WHAT YOU ARE ASKED TO DO = In the records that follow, show each line where the word "type" is present.

EXCERPTED DATA =
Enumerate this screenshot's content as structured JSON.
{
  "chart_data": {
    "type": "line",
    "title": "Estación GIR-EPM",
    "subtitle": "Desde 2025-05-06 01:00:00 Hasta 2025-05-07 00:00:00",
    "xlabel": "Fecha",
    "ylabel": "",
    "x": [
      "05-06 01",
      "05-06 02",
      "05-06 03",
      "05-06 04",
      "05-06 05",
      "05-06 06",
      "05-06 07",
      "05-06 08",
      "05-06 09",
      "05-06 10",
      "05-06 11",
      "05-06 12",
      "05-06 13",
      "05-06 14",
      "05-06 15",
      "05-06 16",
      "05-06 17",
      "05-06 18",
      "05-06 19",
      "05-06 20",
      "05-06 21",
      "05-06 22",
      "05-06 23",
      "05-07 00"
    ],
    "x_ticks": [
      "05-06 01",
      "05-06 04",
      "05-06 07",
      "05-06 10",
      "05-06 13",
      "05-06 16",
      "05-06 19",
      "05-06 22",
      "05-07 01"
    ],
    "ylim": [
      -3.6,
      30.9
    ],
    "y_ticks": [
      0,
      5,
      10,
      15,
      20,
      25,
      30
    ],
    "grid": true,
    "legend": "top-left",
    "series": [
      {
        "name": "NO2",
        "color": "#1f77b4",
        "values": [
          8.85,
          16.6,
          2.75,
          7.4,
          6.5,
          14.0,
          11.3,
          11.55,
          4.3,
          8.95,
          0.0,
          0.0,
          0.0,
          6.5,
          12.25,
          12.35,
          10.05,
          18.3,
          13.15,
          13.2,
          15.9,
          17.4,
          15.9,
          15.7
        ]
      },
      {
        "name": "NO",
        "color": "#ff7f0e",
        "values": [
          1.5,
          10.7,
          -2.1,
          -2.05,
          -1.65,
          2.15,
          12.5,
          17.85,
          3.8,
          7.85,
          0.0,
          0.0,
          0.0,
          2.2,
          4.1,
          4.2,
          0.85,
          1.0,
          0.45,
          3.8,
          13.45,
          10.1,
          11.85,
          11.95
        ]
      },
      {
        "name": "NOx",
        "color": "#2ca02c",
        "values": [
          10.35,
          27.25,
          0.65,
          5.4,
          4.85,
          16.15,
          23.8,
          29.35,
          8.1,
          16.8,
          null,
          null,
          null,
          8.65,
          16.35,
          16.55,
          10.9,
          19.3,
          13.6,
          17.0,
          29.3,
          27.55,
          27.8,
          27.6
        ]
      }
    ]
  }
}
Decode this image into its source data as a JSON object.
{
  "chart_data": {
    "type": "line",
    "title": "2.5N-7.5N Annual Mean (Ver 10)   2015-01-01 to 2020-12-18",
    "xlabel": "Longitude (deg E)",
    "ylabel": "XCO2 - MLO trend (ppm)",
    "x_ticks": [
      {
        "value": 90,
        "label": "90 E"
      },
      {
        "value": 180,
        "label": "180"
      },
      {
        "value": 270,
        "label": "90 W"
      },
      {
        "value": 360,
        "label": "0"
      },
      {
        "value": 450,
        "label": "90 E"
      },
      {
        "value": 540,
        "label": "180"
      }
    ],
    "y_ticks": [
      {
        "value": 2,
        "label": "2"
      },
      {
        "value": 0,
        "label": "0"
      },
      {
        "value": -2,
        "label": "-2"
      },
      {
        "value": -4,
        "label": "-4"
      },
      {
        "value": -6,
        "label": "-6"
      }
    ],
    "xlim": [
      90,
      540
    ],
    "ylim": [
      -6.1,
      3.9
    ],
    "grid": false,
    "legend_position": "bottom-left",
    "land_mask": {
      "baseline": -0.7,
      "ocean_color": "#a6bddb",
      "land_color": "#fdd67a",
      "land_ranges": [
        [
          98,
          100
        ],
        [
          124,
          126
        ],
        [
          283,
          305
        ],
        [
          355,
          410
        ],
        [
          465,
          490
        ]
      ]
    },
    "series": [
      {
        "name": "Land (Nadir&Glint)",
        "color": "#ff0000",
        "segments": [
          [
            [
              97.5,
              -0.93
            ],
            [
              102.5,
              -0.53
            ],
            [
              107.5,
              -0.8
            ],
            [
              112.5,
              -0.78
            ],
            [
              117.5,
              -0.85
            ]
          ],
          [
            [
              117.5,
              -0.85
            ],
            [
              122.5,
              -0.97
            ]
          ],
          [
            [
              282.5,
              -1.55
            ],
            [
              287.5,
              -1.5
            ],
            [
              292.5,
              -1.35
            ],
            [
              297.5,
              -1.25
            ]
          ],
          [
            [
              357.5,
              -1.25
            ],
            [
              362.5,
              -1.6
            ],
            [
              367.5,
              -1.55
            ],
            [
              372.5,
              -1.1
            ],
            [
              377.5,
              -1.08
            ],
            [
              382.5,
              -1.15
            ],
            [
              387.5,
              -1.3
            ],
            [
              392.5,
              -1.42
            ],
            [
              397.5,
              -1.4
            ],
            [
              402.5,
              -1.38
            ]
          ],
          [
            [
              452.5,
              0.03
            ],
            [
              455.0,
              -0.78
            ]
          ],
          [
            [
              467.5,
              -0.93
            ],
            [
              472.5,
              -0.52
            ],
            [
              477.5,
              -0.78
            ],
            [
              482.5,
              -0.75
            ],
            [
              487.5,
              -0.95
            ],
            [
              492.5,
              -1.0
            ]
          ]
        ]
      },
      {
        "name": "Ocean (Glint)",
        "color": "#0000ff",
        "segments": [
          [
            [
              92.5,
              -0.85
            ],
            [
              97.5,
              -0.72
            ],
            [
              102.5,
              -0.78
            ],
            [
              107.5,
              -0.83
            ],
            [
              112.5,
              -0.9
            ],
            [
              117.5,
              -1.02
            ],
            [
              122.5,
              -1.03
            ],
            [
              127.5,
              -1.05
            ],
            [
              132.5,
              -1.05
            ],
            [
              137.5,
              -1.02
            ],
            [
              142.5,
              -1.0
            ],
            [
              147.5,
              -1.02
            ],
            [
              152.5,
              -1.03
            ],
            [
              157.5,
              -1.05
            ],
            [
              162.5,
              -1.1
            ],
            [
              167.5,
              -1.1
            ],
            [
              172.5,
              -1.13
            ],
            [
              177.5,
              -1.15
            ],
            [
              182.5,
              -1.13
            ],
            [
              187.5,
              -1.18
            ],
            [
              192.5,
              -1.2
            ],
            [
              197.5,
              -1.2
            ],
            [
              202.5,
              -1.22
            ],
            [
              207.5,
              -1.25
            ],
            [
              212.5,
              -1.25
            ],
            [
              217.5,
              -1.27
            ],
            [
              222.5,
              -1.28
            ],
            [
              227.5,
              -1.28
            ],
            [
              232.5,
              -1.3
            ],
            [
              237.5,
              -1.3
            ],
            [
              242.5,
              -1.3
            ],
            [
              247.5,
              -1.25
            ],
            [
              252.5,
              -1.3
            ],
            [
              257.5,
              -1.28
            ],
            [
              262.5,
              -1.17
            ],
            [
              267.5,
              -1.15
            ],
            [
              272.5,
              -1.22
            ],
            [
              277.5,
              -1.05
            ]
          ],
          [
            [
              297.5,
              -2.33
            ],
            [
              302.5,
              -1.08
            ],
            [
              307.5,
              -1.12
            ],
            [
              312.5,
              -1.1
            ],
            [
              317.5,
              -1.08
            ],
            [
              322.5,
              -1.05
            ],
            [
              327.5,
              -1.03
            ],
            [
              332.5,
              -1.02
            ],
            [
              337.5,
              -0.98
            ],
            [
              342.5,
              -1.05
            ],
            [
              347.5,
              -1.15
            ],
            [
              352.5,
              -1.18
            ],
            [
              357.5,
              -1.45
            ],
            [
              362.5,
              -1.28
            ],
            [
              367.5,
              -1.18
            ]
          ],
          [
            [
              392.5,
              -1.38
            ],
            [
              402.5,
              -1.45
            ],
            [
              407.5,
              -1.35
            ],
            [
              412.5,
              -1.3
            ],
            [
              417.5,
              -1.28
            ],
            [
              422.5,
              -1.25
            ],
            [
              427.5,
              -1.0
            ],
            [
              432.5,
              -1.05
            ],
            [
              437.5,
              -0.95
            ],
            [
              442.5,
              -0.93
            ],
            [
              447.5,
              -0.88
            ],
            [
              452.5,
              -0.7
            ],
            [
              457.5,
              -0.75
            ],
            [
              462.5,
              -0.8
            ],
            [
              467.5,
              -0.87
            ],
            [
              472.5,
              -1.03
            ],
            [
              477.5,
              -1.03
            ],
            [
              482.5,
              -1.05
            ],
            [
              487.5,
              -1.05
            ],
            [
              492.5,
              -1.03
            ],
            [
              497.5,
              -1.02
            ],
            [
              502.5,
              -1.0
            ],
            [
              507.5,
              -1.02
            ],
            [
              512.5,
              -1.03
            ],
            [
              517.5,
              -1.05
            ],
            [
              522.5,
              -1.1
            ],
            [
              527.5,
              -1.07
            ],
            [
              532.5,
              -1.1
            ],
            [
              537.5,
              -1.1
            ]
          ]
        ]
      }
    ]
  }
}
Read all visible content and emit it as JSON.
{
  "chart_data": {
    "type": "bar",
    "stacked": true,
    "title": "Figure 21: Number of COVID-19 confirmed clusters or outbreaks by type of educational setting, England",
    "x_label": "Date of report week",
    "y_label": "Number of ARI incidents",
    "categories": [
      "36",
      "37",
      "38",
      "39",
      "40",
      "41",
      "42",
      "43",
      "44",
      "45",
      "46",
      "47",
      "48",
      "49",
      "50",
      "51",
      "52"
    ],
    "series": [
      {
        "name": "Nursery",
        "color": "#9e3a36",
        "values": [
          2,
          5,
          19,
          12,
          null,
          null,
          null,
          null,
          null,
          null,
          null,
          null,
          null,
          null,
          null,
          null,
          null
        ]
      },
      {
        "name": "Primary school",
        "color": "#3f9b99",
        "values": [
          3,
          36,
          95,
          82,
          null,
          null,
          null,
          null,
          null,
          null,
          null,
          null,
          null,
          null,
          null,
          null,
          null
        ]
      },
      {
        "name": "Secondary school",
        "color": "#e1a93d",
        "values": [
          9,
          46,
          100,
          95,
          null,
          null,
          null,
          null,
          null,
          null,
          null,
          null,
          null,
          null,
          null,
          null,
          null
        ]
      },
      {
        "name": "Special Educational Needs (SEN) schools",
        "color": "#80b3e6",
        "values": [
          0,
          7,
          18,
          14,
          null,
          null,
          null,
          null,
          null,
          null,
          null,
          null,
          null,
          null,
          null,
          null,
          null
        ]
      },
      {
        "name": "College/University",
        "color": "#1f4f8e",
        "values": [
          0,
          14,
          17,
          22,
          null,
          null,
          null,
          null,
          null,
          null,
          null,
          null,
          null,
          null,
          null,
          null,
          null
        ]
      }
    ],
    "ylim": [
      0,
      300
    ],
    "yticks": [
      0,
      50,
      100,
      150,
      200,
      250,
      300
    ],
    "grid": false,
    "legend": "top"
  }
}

WRITTEN RESPONSE =
    "type": "line",
    "type": "line",
    "type": "bar",
    "title": "Figure 21: Number of COVID-19 confirmed clusters or outbreaks by type of educational setting, England",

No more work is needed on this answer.